> [Text shown]
At a press conference earlier in the day, Dadgostar had announced a six-point plan to end profit-making in the Swedish school system. 

The two new pledges, designed to show that her party could no longer be taken for granted, will cause headaches for the Social Democrats, as the Centre Party, their most likely coalition partner after the election, has over the past eight years refused to hold negotiations of any kind with the Left Party, let alone to rule alongside them in the same government. 

The Centre Party is also opposed to banning companies operating state-funded schools in Sweden from withdrawing profits.

"Sometimes even the Centre Party has to make compromises," Dadgostar told reporters. 

In her speech, she reminded supporters of the major concessions her party has already extracted from the Social Democrats to win support in three recent parliamentary votes: 1,000 kronor a month for the poorest pensioners, the shelving of a plan to liberalise rents for new-build apartments, and a higher level of basic sickness benefits.

> [Records]
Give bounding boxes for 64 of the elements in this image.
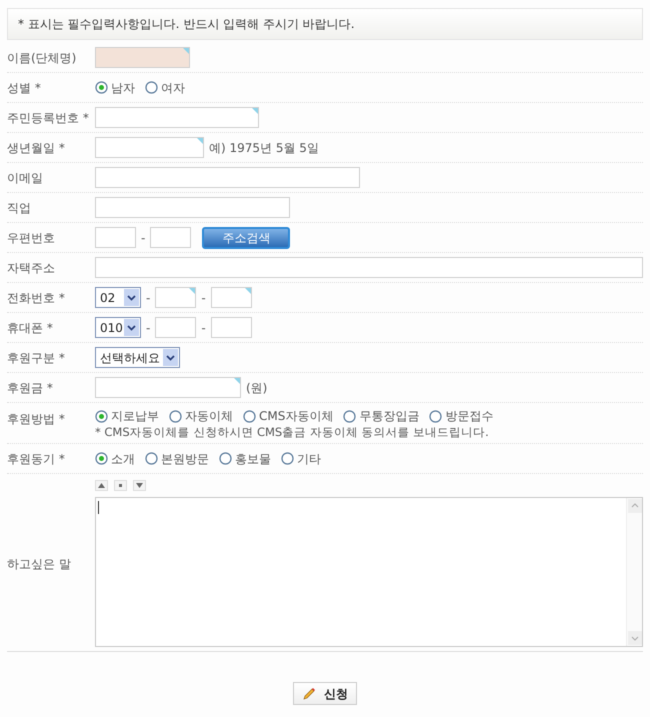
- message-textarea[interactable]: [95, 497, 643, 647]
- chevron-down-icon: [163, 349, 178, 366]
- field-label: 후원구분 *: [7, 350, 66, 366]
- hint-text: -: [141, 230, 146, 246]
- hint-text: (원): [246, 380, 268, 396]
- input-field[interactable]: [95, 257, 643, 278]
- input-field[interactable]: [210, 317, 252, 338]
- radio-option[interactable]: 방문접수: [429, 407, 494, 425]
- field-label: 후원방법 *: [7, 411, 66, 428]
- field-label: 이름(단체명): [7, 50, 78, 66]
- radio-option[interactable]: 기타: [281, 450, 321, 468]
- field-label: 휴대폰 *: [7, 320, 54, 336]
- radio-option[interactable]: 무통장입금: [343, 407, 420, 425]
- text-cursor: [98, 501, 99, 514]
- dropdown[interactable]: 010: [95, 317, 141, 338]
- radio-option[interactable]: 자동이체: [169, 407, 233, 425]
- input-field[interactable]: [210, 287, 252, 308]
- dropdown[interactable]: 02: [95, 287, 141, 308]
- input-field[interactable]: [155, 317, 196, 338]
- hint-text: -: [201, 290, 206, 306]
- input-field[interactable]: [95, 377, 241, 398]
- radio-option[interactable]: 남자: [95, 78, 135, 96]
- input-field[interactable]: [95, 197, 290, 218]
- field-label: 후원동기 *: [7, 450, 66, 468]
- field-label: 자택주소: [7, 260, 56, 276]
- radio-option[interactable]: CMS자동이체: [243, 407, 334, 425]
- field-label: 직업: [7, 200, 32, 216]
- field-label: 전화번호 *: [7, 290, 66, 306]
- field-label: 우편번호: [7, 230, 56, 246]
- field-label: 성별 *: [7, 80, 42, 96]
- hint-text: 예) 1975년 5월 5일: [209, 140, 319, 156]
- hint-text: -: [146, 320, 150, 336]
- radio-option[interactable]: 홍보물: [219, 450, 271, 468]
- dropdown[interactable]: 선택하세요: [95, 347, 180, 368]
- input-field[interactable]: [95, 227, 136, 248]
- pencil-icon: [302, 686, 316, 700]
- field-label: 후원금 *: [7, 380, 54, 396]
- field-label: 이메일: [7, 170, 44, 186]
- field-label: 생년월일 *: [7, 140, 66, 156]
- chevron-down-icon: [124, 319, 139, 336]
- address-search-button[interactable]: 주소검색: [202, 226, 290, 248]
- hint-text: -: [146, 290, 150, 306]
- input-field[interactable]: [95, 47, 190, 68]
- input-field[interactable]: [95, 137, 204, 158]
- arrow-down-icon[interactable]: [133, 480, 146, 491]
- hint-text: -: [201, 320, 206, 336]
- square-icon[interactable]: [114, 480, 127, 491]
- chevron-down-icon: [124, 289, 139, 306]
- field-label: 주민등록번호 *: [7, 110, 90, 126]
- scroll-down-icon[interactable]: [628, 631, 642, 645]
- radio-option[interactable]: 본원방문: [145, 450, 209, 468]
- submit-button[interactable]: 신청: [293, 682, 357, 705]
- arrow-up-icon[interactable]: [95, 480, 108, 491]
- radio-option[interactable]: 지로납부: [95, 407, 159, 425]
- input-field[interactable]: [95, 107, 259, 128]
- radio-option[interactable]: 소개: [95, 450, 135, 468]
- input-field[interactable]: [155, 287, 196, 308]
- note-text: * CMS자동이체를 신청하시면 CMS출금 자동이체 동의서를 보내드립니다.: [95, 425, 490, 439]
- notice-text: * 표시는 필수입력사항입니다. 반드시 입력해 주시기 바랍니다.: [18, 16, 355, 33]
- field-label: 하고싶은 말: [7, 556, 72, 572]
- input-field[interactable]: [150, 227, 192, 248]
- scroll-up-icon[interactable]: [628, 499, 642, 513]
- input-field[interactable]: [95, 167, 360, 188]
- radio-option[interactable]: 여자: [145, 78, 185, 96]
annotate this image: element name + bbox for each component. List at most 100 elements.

> [Problems]
1. Print everything in the passage on Swedish politics from "At a press conference" down to "Dadgostar told reporters.", unchanged.
2. Render the lines of the records, from the one containing "- message-textarea[interactable]: [95, 497, 643, 647]" down to the one containing "- radio-option[interactable]: 자동이체: [169, 407, 233, 425]", as a numbered list, with both of those lines included and any blank lines left out.
The text and the records are unrelated to each other.

> [Answers for the exercise]
1.
At a press conference earlier in the day, Dadgostar had announced a six-point plan to end profit-making in the Swedish school system. 

The two new pledges, designed to show that her party could no longer be taken for granted, will cause headaches for the Social Democrats, as the Centre Party, their most likely coalition partner after the election, has over the past eight years refused to hold negotiations of any kind with the Left Party, let alone to rule alongside them in the same government. 

The Centre Party is also opposed to banning companies operating state-funded schools in Sweden from withdrawing profits.

"Sometimes even the Centre Party has to make compromises," Dadgostar told reporters.

2.
1. - message-textarea[interactable]: [95, 497, 643, 647]
2. - chevron-down-icon: [163, 349, 178, 366]
3. - field-label: 후원구분 *: [7, 350, 66, 366]
4. - hint-text: -: [141, 230, 146, 246]
5. - hint-text: (원): [246, 380, 268, 396]
6. - input-field[interactable]: [95, 257, 643, 278]
7. - input-field[interactable]: [210, 317, 252, 338]
8. - radio-option[interactable]: 방문접수: [429, 407, 494, 425]
9. - field-label: 후원방법 *: [7, 411, 66, 428]
10. - field-label: 이름(단체명): [7, 50, 78, 66]
11. - radio-option[interactable]: 기타: [281, 450, 321, 468]
12. - field-label: 휴대폰 *: [7, 320, 54, 336]
13. - radio-option[interactable]: 무통장입금: [343, 407, 420, 425]
14. - text-cursor: [98, 501, 99, 514]
15. - dropdown[interactable]: 010: [95, 317, 141, 338]
16. - radio-option[interactable]: 자동이체: [169, 407, 233, 425]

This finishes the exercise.